WORK TO BE COMPLETED: Make an exact copy of the entries, and keep any pictures out of it.

—————

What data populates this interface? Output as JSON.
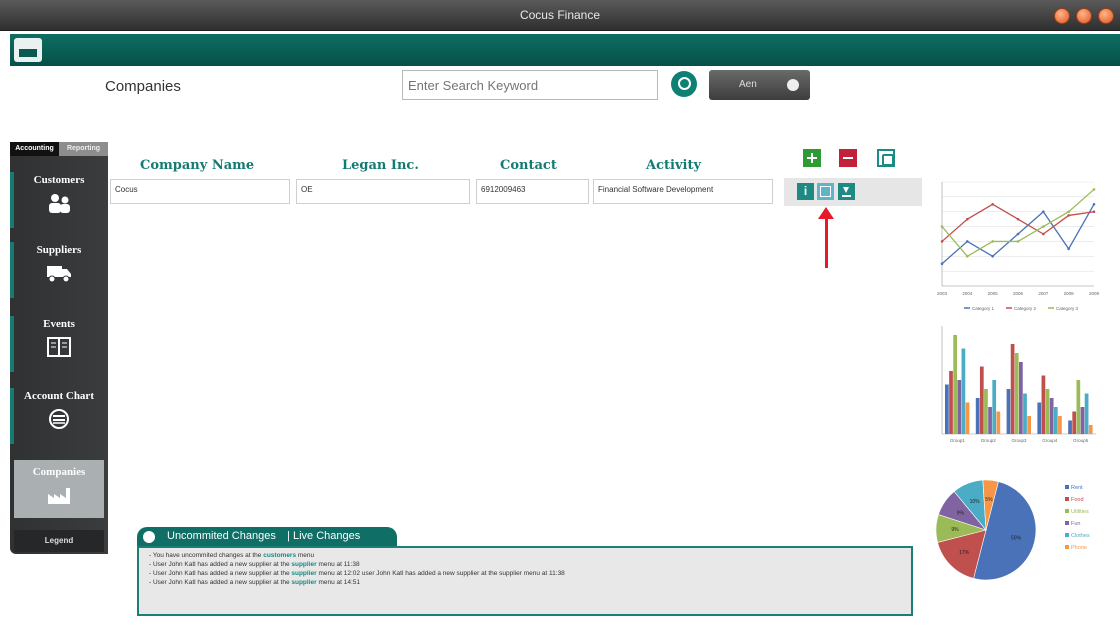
{
  "window": {
    "title": "Cocus Finance"
  },
  "header": {
    "page_title": "Companies",
    "search_placeholder": "Enter Search Keyword",
    "filter_label": "Aen"
  },
  "sidebar": {
    "tabs": [
      "Accounting",
      "Reporting"
    ],
    "items": [
      {
        "label": "Customers",
        "icon": "customers-icon"
      },
      {
        "label": "Suppliers",
        "icon": "truck-icon"
      },
      {
        "label": "Events",
        "icon": "book-icon"
      },
      {
        "label": "Account Chart",
        "icon": "chart-icon"
      },
      {
        "label": "Companies",
        "icon": "factory-icon"
      }
    ],
    "legend": "Legend"
  },
  "table": {
    "columns": [
      "Company Name",
      "Legan Inc.",
      "Contact",
      "Activity"
    ],
    "rows": [
      [
        "Cocus",
        "OE",
        "6912009463",
        "Financial Software Development"
      ]
    ]
  },
  "changes": {
    "tabs": [
      "Uncommited Changes",
      "Live Changes"
    ],
    "separator": "|",
    "log": [
      {
        "pre": "- You have uncommited changes at the ",
        "link": "customers",
        "post": " menu"
      },
      {
        "pre": "- User John Katl has added a new supplier at the ",
        "link": "supplier",
        "post": " menu at 11:38"
      },
      {
        "pre": "- User John Katl has added a new supplier at the ",
        "link": "supplier",
        "post": " menu at 12:02 user John Katl has added a new supplier at the supplier menu at 11:38"
      },
      {
        "pre": "- User John Katl has added a new supplier at the ",
        "link": "supplier",
        "post": " menu at 14:51"
      }
    ]
  },
  "chart_data": [
    {
      "type": "line",
      "x": [
        "2003",
        "2004",
        "2005",
        "2006",
        "2007",
        "2008",
        "2009"
      ],
      "series": [
        {
          "name": "Category 1",
          "values": [
            30,
            60,
            40,
            70,
            100,
            50,
            110
          ]
        },
        {
          "name": "Category 2",
          "values": [
            60,
            90,
            110,
            90,
            70,
            95,
            100
          ]
        },
        {
          "name": "Category 3",
          "values": [
            80,
            40,
            60,
            60,
            80,
            100,
            130
          ]
        }
      ],
      "ylim": [
        0,
        140
      ],
      "colors": [
        "#4a72b8",
        "#c0504d",
        "#9bbb59"
      ]
    },
    {
      "type": "bar",
      "categories": [
        "Group1",
        "Group2",
        "Group3",
        "Group4",
        "Group5"
      ],
      "series": [
        {
          "values": [
            55,
            40,
            50,
            35,
            15
          ]
        },
        {
          "values": [
            70,
            75,
            100,
            65,
            25
          ]
        },
        {
          "values": [
            110,
            50,
            90,
            50,
            60
          ]
        },
        {
          "values": [
            60,
            30,
            80,
            40,
            30
          ]
        },
        {
          "values": [
            95,
            60,
            45,
            30,
            45
          ]
        },
        {
          "values": [
            35,
            25,
            20,
            20,
            10
          ]
        }
      ],
      "ylim": [
        0,
        120
      ],
      "colors": [
        "#4a72b8",
        "#c0504d",
        "#9bbb59",
        "#8064a2",
        "#4bacc6",
        "#f79646"
      ]
    },
    {
      "type": "pie",
      "labels": [
        "Rent",
        "Food",
        "Utilities",
        "Fun",
        "Clothes",
        "Phone"
      ],
      "values": [
        50,
        17,
        9,
        9,
        10,
        5
      ],
      "slice_labels": [
        "50%",
        "17%",
        "9%",
        "9%",
        "10%",
        "5%"
      ],
      "colors": [
        "#4a72b8",
        "#c0504d",
        "#9bbb59",
        "#8064a2",
        "#4bacc6",
        "#f79646"
      ]
    }
  ]
}
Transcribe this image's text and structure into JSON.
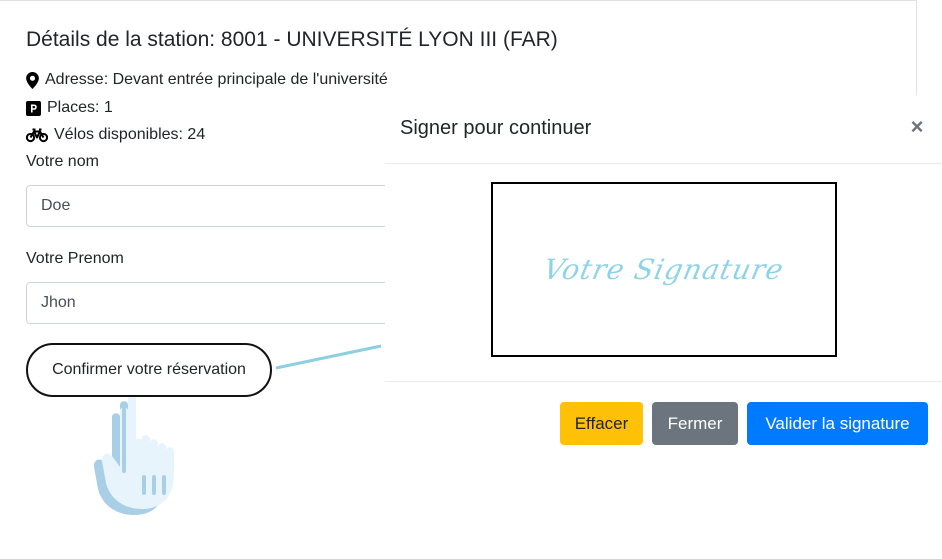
{
  "station": {
    "title": "Détails de la station: 8001 - UNIVERSITÉ LYON III (FAR)",
    "address": "Adresse: Devant entrée principale de l'université",
    "places": "Places: 1",
    "bikes": "Vélos disponibles: 24"
  },
  "form": {
    "lastname_label": "Votre nom",
    "lastname_value": "Doe",
    "firstname_label": "Votre Prenom",
    "firstname_value": "Jhon",
    "confirm_label": "Confirmer votre réservation"
  },
  "modal": {
    "title": "Signer pour continuer",
    "close_symbol": "×",
    "signature_placeholder": "Votre Signature",
    "buttons": {
      "clear": "Effacer",
      "close": "Fermer",
      "validate": "Valider la signature"
    }
  },
  "colors": {
    "warning": "#ffc107",
    "secondary": "#6c757d",
    "primary": "#007bff",
    "signature_text": "#8fd3e8",
    "connector": "#8ccfe0"
  },
  "icons": {
    "address": "map-marker-icon",
    "places": "parking-icon",
    "bikes": "bicycle-icon",
    "pointer": "pointing-hand-icon"
  }
}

—————

SOLUTION TO THIS TASK:
What data populates this interface? Output as JSON.
{
  "window": {
    "title": "Cocus Finance"
  },
  "header": {
    "page_title": "Companies",
    "search_placeholder": "Enter Search Keyword",
    "filter_label": "Aen"
  },
  "sidebar": {
    "tabs": [
      "Accounting",
      "Reporting"
    ],
    "items": [
      {
        "label": "Customers",
        "icon": "customers-icon"
      },
      {
        "label": "Suppliers",
        "icon": "truck-icon"
      },
      {
        "label": "Events",
        "icon": "book-icon"
      },
      {
        "label": "Account Chart",
        "icon": "chart-icon"
      },
      {
        "label": "Companies",
        "icon": "factory-icon"
      }
    ],
    "legend": "Legend"
  },
  "table": {
    "columns": [
      "Company Name",
      "Legan Inc.",
      "Contact",
      "Activity"
    ],
    "rows": [
      [
        "Cocus",
        "OE",
        "6912009463",
        "Financial Software Development"
      ]
    ]
  },
  "changes": {
    "tabs": [
      "Uncommited Changes",
      "Live Changes"
    ],
    "separator": "|",
    "log": [
      {
        "pre": "- You have uncommited changes at the ",
        "link": "customers",
        "post": " menu"
      },
      {
        "pre": "- User John Katl has added a new supplier at the ",
        "link": "supplier",
        "post": " menu at 11:38"
      },
      {
        "pre": "- User John Katl has added a new supplier at the ",
        "link": "supplier",
        "post": " menu at 12:02 user John Katl has added a new supplier at the supplier menu at 11:38"
      },
      {
        "pre": "- User John Katl has added a new supplier at the ",
        "link": "supplier",
        "post": " menu at 14:51"
      }
    ]
  },
  "chart_data": [
    {
      "type": "line",
      "x": [
        "2003",
        "2004",
        "2005",
        "2006",
        "2007",
        "2008",
        "2009"
      ],
      "series": [
        {
          "name": "Category 1",
          "values": [
            30,
            60,
            40,
            70,
            100,
            50,
            110
          ]
        },
        {
          "name": "Category 2",
          "values": [
            60,
            90,
            110,
            90,
            70,
            95,
            100
          ]
        },
        {
          "name": "Category 3",
          "values": [
            80,
            40,
            60,
            60,
            80,
            100,
            130
          ]
        }
      ],
      "ylim": [
        0,
        140
      ],
      "colors": [
        "#4a72b8",
        "#c0504d",
        "#9bbb59"
      ]
    },
    {
      "type": "bar",
      "categories": [
        "Group1",
        "Group2",
        "Group3",
        "Group4",
        "Group5"
      ],
      "series": [
        {
          "values": [
            55,
            40,
            50,
            35,
            15
          ]
        },
        {
          "values": [
            70,
            75,
            100,
            65,
            25
          ]
        },
        {
          "values": [
            110,
            50,
            90,
            50,
            60
          ]
        },
        {
          "values": [
            60,
            30,
            80,
            40,
            30
          ]
        },
        {
          "values": [
            95,
            60,
            45,
            30,
            45
          ]
        },
        {
          "values": [
            35,
            25,
            20,
            20,
            10
          ]
        }
      ],
      "ylim": [
        0,
        120
      ],
      "colors": [
        "#4a72b8",
        "#c0504d",
        "#9bbb59",
        "#8064a2",
        "#4bacc6",
        "#f79646"
      ]
    },
    {
      "type": "pie",
      "labels": [
        "Rent",
        "Food",
        "Utilities",
        "Fun",
        "Clothes",
        "Phone"
      ],
      "values": [
        50,
        17,
        9,
        9,
        10,
        5
      ],
      "slice_labels": [
        "50%",
        "17%",
        "9%",
        "9%",
        "10%",
        "5%"
      ],
      "colors": [
        "#4a72b8",
        "#c0504d",
        "#9bbb59",
        "#8064a2",
        "#4bacc6",
        "#f79646"
      ]
    }
  ]
}
Transcribe this image's text and structure into JSON.
{
  "station": {
    "title": "Détails de la station: 8001 - UNIVERSITÉ LYON III (FAR)",
    "address": "Adresse: Devant entrée principale de l'université",
    "places": "Places: 1",
    "bikes": "Vélos disponibles: 24"
  },
  "form": {
    "lastname_label": "Votre nom",
    "lastname_value": "Doe",
    "firstname_label": "Votre Prenom",
    "firstname_value": "Jhon",
    "confirm_label": "Confirmer votre réservation"
  },
  "modal": {
    "title": "Signer pour continuer",
    "close_symbol": "×",
    "signature_placeholder": "Votre Signature",
    "buttons": {
      "clear": "Effacer",
      "close": "Fermer",
      "validate": "Valider la signature"
    }
  },
  "colors": {
    "warning": "#ffc107",
    "secondary": "#6c757d",
    "primary": "#007bff",
    "signature_text": "#8fd3e8",
    "connector": "#8ccfe0"
  },
  "icons": {
    "address": "map-marker-icon",
    "places": "parking-icon",
    "bikes": "bicycle-icon",
    "pointer": "pointing-hand-icon"
  }
}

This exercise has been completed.